Task statement:
Return each line of the data below verbatim; pictures are to be left out.

** START Extracted data **

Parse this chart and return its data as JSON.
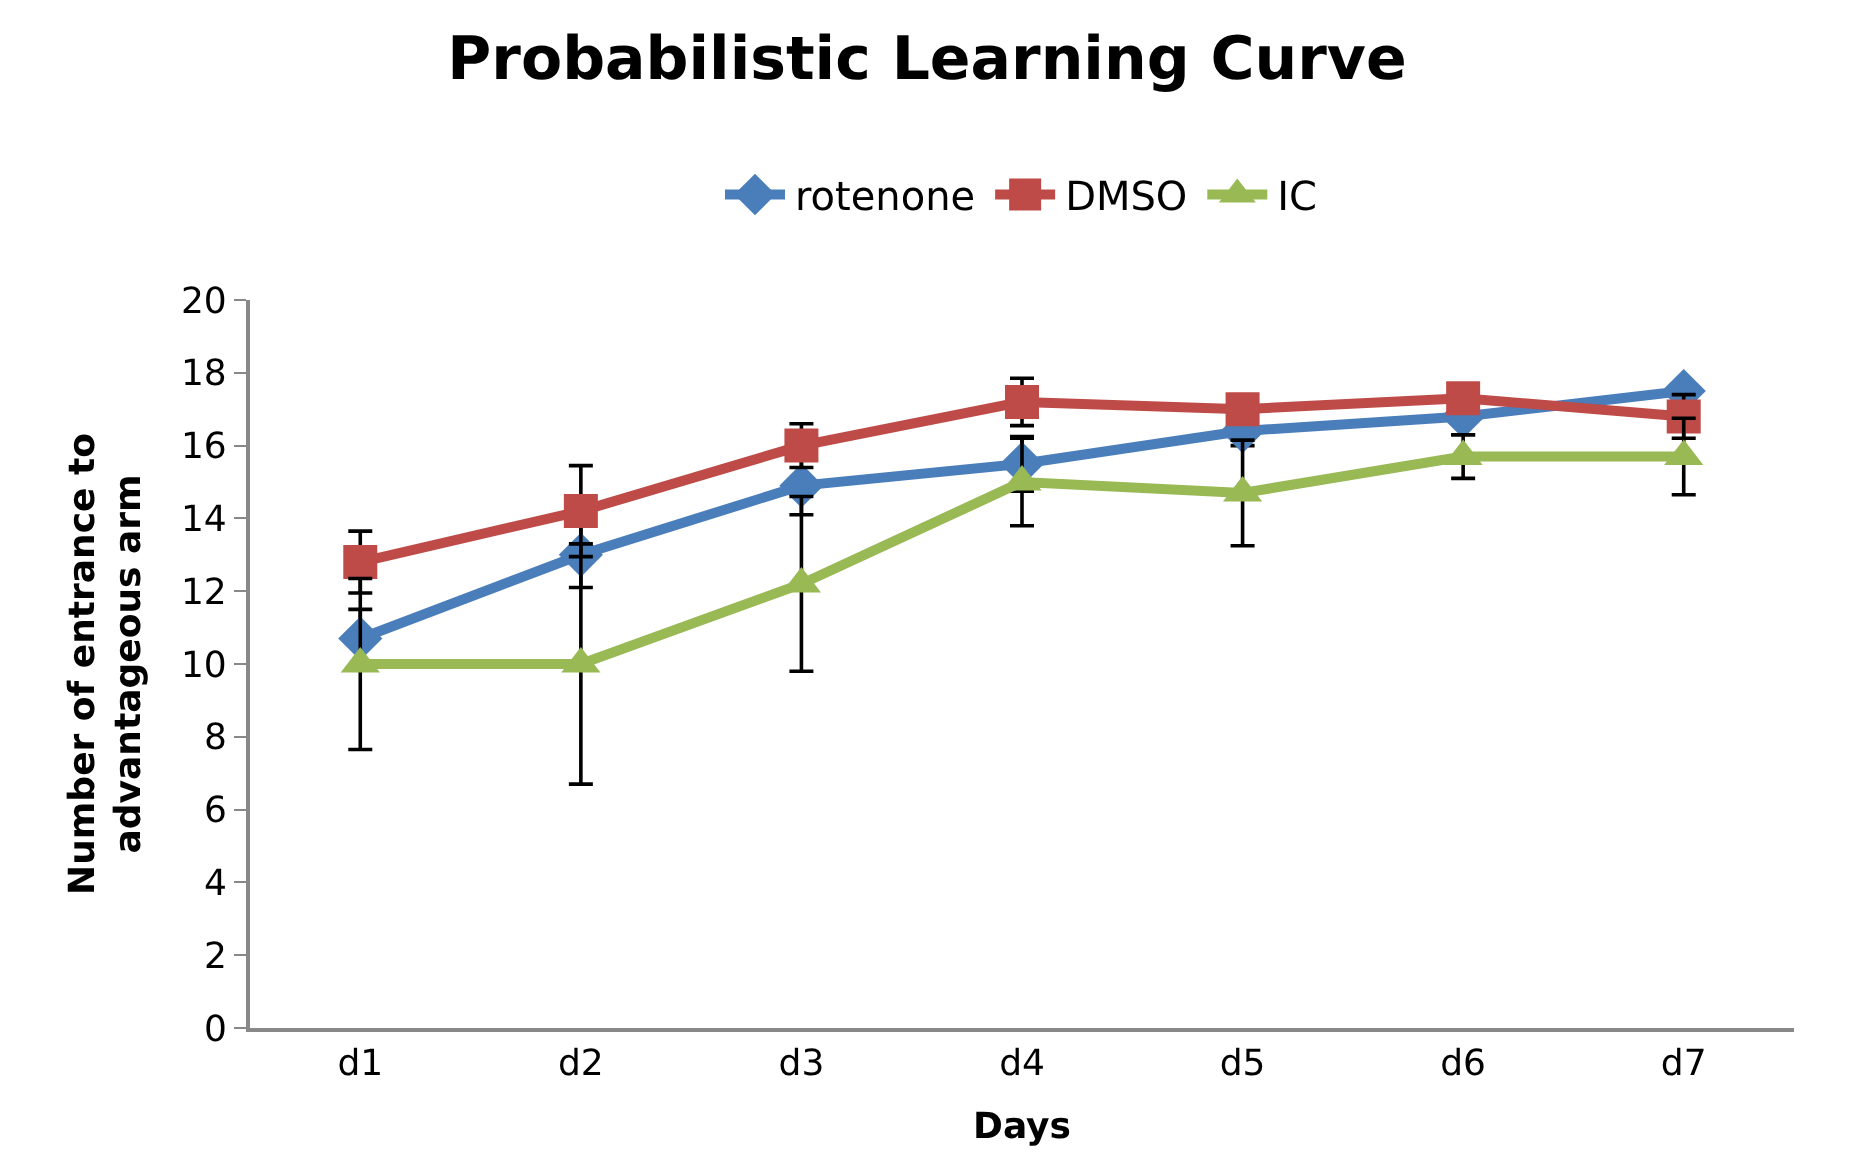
{
  "chart_data": {
    "type": "line",
    "title": "Probabilistic Learning Curve",
    "xlabel": "Days",
    "ylabel": "Number of entrance to\nadvantageous arm",
    "categories": [
      "d1",
      "d2",
      "d3",
      "d4",
      "d5",
      "d6",
      "d7"
    ],
    "series": [
      {
        "name": "rotenone",
        "color": "#4a7ebb",
        "marker": "diamond",
        "values": [
          10.7,
          13.0,
          14.9,
          15.5,
          16.4,
          16.8,
          17.5
        ],
        "errors": [
          0.8,
          0.9,
          0.8,
          0.75,
          0.4,
          0.5,
          null
        ]
      },
      {
        "name": "DMSO",
        "color": "#be4b48",
        "marker": "square",
        "values": [
          12.8,
          14.2,
          16.0,
          17.2,
          17.0,
          17.3,
          16.8
        ],
        "errors": [
          0.85,
          1.25,
          0.6,
          0.65,
          null,
          null,
          0.6
        ]
      },
      {
        "name": "IC",
        "color": "#98b954",
        "marker": "triangle",
        "values": [
          10.0,
          10.0,
          12.2,
          15.0,
          14.7,
          15.7,
          15.7
        ],
        "errors": [
          2.35,
          3.3,
          2.4,
          1.2,
          1.45,
          0.6,
          1.05
        ]
      }
    ],
    "ylim": [
      0,
      20
    ],
    "yticks": [
      0,
      2,
      4,
      6,
      8,
      10,
      12,
      14,
      16,
      18,
      20
    ],
    "legend": "top"
  }
}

** END Extracted data **

Exercise response:
Parse this chart and return its data as JSON.
{
  "chart_data": {
    "type": "line",
    "title": "Probabilistic Learning Curve",
    "xlabel": "Days",
    "ylabel": "Number of entrance to\nadvantageous arm",
    "categories": [
      "d1",
      "d2",
      "d3",
      "d4",
      "d5",
      "d6",
      "d7"
    ],
    "series": [
      {
        "name": "rotenone",
        "color": "#4a7ebb",
        "marker": "diamond",
        "values": [
          10.7,
          13.0,
          14.9,
          15.5,
          16.4,
          16.8,
          17.5
        ],
        "errors": [
          0.8,
          0.9,
          0.8,
          0.75,
          0.4,
          0.5,
          null
        ]
      },
      {
        "name": "DMSO",
        "color": "#be4b48",
        "marker": "square",
        "values": [
          12.8,
          14.2,
          16.0,
          17.2,
          17.0,
          17.3,
          16.8
        ],
        "errors": [
          0.85,
          1.25,
          0.6,
          0.65,
          null,
          null,
          0.6
        ]
      },
      {
        "name": "IC",
        "color": "#98b954",
        "marker": "triangle",
        "values": [
          10.0,
          10.0,
          12.2,
          15.0,
          14.7,
          15.7,
          15.7
        ],
        "errors": [
          2.35,
          3.3,
          2.4,
          1.2,
          1.45,
          0.6,
          1.05
        ]
      }
    ],
    "ylim": [
      0,
      20
    ],
    "yticks": [
      0,
      2,
      4,
      6,
      8,
      10,
      12,
      14,
      16,
      18,
      20
    ],
    "legend": "top"
  }
}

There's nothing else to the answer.